Problem details = Reproduce the full listing below unchanged, apart from the pictures.

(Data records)
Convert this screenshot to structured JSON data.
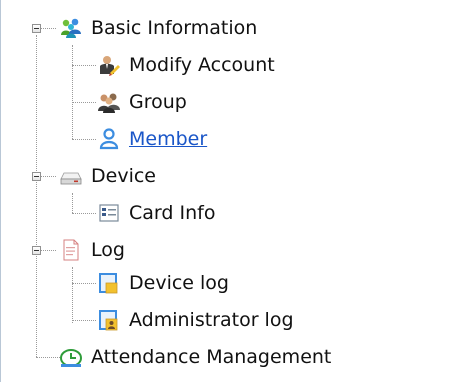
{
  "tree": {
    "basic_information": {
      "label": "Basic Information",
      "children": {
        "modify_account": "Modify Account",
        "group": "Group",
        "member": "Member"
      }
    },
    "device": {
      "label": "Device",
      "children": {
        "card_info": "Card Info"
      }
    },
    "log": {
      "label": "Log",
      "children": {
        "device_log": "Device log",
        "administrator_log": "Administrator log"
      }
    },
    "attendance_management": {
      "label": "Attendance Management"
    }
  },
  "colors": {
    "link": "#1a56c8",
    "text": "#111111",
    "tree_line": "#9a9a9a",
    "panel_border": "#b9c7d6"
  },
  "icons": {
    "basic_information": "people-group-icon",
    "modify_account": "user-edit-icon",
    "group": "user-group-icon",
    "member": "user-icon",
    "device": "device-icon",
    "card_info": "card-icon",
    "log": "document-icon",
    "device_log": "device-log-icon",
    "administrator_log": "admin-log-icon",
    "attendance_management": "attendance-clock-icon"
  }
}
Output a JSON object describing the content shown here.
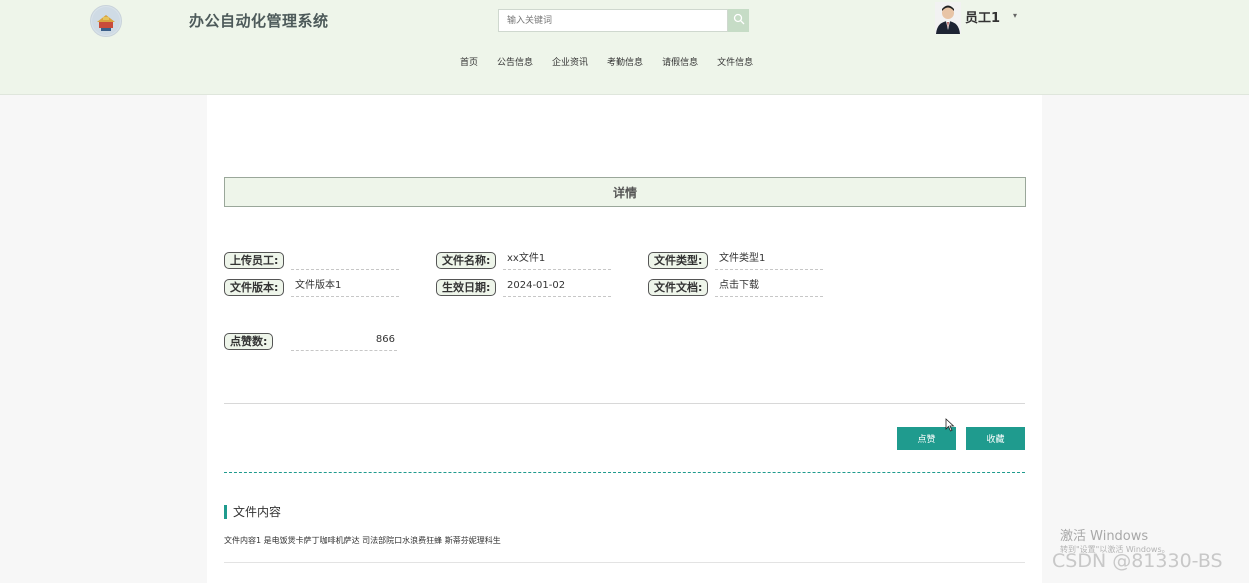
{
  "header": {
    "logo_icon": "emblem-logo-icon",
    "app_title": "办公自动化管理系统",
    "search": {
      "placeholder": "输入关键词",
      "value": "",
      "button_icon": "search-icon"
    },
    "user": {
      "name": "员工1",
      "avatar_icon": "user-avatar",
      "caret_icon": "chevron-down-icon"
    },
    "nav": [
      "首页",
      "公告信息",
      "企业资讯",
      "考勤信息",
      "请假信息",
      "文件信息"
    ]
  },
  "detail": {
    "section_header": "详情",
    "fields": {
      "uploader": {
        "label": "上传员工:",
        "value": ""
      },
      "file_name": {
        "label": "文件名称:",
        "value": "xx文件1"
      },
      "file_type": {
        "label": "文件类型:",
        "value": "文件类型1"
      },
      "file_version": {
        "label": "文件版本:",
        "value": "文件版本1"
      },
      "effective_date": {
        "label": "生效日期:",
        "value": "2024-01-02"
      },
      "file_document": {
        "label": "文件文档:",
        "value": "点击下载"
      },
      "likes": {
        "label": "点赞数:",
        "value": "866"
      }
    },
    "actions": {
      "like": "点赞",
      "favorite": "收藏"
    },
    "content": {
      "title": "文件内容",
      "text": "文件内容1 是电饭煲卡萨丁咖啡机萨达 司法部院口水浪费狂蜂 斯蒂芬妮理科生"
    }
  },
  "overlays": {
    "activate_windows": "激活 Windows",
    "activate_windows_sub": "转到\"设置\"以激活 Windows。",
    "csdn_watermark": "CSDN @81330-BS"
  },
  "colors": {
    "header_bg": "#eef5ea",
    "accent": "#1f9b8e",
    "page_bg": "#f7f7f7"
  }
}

Reply =
Convert this screenshot to structured JSON data.
{
  "tree": {
    "basic_information": {
      "label": "Basic Information",
      "children": {
        "modify_account": "Modify Account",
        "group": "Group",
        "member": "Member"
      }
    },
    "device": {
      "label": "Device",
      "children": {
        "card_info": "Card Info"
      }
    },
    "log": {
      "label": "Log",
      "children": {
        "device_log": "Device log",
        "administrator_log": "Administrator log"
      }
    },
    "attendance_management": {
      "label": "Attendance Management"
    }
  },
  "colors": {
    "link": "#1a56c8",
    "text": "#111111",
    "tree_line": "#9a9a9a",
    "panel_border": "#b9c7d6"
  },
  "icons": {
    "basic_information": "people-group-icon",
    "modify_account": "user-edit-icon",
    "group": "user-group-icon",
    "member": "user-icon",
    "device": "device-icon",
    "card_info": "card-icon",
    "log": "document-icon",
    "device_log": "device-log-icon",
    "administrator_log": "admin-log-icon",
    "attendance_management": "attendance-clock-icon"
  }
}
Output a JSON object describing the content shown here.
{
  "header": {
    "logo_icon": "emblem-logo-icon",
    "app_title": "办公自动化管理系统",
    "search": {
      "placeholder": "输入关键词",
      "value": "",
      "button_icon": "search-icon"
    },
    "user": {
      "name": "员工1",
      "avatar_icon": "user-avatar",
      "caret_icon": "chevron-down-icon"
    },
    "nav": [
      "首页",
      "公告信息",
      "企业资讯",
      "考勤信息",
      "请假信息",
      "文件信息"
    ]
  },
  "detail": {
    "section_header": "详情",
    "fields": {
      "uploader": {
        "label": "上传员工:",
        "value": ""
      },
      "file_name": {
        "label": "文件名称:",
        "value": "xx文件1"
      },
      "file_type": {
        "label": "文件类型:",
        "value": "文件类型1"
      },
      "file_version": {
        "label": "文件版本:",
        "value": "文件版本1"
      },
      "effective_date": {
        "label": "生效日期:",
        "value": "2024-01-02"
      },
      "file_document": {
        "label": "文件文档:",
        "value": "点击下载"
      },
      "likes": {
        "label": "点赞数:",
        "value": "866"
      }
    },
    "actions": {
      "like": "点赞",
      "favorite": "收藏"
    },
    "content": {
      "title": "文件内容",
      "text": "文件内容1 是电饭煲卡萨丁咖啡机萨达 司法部院口水浪费狂蜂 斯蒂芬妮理科生"
    }
  },
  "overlays": {
    "activate_windows": "激活 Windows",
    "activate_windows_sub": "转到\"设置\"以激活 Windows。",
    "csdn_watermark": "CSDN @81330-BS"
  },
  "colors": {
    "header_bg": "#eef5ea",
    "accent": "#1f9b8e",
    "page_bg": "#f7f7f7"
  }
}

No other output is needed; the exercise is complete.